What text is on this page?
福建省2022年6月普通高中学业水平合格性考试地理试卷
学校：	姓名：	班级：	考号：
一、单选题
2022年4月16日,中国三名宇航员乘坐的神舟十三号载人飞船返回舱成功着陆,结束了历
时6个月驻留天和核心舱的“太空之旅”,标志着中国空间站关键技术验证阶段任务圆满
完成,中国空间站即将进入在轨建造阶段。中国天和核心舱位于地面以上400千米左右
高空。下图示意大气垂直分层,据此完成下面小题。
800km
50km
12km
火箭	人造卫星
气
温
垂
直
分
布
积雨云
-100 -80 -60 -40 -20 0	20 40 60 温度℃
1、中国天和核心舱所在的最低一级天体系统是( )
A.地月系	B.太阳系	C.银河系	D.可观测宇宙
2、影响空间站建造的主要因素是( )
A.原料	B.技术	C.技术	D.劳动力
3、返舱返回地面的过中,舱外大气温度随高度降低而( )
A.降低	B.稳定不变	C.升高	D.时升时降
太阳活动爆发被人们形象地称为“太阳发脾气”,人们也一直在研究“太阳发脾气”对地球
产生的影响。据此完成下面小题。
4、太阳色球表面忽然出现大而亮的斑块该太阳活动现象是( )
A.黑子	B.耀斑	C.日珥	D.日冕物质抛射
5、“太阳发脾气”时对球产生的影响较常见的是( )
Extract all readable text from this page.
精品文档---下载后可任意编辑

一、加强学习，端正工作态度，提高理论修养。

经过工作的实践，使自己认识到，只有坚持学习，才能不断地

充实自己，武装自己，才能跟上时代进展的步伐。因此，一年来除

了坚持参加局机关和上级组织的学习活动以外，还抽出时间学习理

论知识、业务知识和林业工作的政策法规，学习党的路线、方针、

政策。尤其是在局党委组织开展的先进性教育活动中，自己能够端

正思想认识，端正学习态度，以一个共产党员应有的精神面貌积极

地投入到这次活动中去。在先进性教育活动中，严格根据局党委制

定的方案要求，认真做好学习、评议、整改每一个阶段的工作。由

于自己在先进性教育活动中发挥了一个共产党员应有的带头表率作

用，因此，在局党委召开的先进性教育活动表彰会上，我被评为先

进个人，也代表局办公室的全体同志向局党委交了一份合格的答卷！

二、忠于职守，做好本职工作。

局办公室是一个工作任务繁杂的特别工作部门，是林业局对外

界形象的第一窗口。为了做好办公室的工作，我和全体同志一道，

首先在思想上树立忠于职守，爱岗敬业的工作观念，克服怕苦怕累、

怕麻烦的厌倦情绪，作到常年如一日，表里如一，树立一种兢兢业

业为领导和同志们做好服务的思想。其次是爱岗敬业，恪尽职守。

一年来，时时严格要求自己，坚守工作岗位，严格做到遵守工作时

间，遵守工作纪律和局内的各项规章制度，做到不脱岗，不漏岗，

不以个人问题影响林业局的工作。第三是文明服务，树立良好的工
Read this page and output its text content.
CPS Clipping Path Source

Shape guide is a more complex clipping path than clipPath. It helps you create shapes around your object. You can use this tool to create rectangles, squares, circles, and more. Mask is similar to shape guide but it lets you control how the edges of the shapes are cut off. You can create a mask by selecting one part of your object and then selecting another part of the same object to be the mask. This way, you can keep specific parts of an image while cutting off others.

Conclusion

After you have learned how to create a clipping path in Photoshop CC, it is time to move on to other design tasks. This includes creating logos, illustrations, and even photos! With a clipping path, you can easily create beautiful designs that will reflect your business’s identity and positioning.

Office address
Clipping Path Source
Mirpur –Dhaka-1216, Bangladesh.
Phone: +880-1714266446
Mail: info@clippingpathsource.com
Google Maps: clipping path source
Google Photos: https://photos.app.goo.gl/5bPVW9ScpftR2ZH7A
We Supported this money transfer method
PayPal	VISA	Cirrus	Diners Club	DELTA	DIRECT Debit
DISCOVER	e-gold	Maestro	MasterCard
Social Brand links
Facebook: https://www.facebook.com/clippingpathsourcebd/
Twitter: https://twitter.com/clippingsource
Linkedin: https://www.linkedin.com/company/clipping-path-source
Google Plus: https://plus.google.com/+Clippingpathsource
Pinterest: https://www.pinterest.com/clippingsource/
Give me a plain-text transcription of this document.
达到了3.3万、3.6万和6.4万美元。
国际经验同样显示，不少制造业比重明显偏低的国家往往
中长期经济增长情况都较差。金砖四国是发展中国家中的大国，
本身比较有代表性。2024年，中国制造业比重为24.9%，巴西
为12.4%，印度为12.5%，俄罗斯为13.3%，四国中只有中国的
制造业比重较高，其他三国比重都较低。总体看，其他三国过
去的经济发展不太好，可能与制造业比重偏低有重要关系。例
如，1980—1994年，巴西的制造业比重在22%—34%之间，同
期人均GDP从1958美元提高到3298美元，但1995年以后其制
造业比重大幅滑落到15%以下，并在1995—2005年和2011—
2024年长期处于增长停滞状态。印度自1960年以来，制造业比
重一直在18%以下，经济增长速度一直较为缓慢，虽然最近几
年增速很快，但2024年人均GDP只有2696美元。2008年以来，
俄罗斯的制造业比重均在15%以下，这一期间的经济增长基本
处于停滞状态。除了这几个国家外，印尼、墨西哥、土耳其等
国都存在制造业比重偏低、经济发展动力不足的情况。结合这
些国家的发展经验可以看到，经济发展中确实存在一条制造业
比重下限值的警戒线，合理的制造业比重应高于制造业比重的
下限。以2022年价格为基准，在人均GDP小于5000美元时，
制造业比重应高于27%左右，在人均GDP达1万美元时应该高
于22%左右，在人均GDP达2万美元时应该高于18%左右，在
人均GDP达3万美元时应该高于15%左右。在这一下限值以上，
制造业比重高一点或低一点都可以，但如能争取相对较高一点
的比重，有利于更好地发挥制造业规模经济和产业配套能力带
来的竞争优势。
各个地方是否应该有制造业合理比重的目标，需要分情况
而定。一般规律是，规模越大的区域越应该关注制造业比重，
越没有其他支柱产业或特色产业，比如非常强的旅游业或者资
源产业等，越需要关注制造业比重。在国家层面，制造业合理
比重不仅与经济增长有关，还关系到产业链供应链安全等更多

▶ Exercise description:
Search the entries for the word "太阳发脾气" and copy every line that has it.

▶ Written response:
太阳活动爆发被人们形象地称为“太阳发脾气”,人们也一直在研究“太阳发脾气”对地球
5、“太阳发脾气”时对球产生的影响较常见的是( )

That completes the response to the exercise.